YOUR OBJECTIVE — Continue the piece about spring weather in Birmingham and reclaiming a weedy vegetable plot, starting after its final sentence.

The April weather is set to trick us, and after a beautifully warm and sunny week, last night we were treated to strong wind and frost. It’s amazing that the blossoms survive such an onslaught, but they do. The streets of Birmingham are currently awash with blasts of bright yellow colour.
A friend said to me yesterday that she’d heard about our spot of “land” and said she’d love to grow veg but wouldn’t know where to start. I don’t know where to start either. We just plod along, slowly and surely, working it out as we go along. (I like to think that it’s a metaphor for life.)
Currently, this means getting rid of the carpet of grassy-weed and reclaiming the beds. The strawberry patch I dug over last weekend has now been covered in black matting, left here by the previous owner, providing a cosy duvet for 15 new young plants (they went in after this picture was taken). Any weed that dares set foot (root) anywhere around here will be exterminated pronto.

COLLECTED DATA —
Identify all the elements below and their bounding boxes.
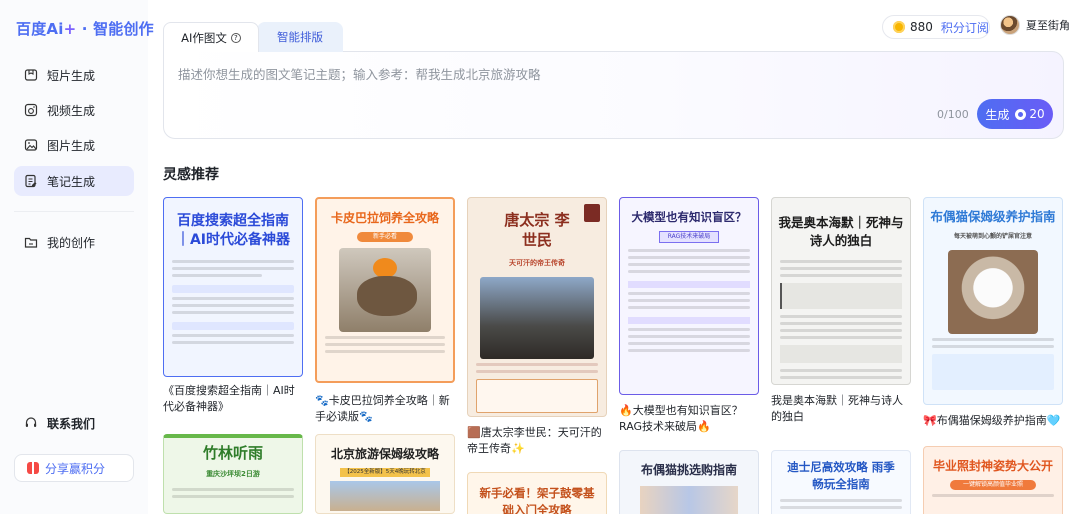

ANSWER TO THE EXERCISE —
Meanwhile Matt has been to work on the old raspberry patch. Last autumn this was smothered in knotweed and great tufty bushes of irritatingly-healthy grass. It’s all got to come out, as does the small grass path which separated the raspberries from the main veg patch. It’s vile work, heavy and slow going. But when it’s done we’ll have a good few square metres of extra growing space.
I’ve also been cleaning the greenhouse and tidying up the herbs. But we can’t have work alone. It’s seed sowing time! A few weeks ago I promised myself I’d hold off sowing anything until May as last year I went in too early and they all failed. What did grow, the pigeon scoffed.
I am not keeping to my promise, and now half the ‘summer’ patch is filled with greens and salad crops: chard, spinach, beets (I use these for their tops, hence they are classified as a green), russian kale, cima di rapa and peashoots. If they don’t work, well, c’est la vie, I’ll try again in a month or two.
I need to devise a method for keeping the birds off the seedlings; the fleece on this picture lasted less than a day before the strong winds destroyed it. Many alotmenters use a makeshift cage made from semi-circles of blue water piping covered with netting, which does the job, but personally I think looks ugly. One for contemplation for a week or two until (if) the seeds germinate.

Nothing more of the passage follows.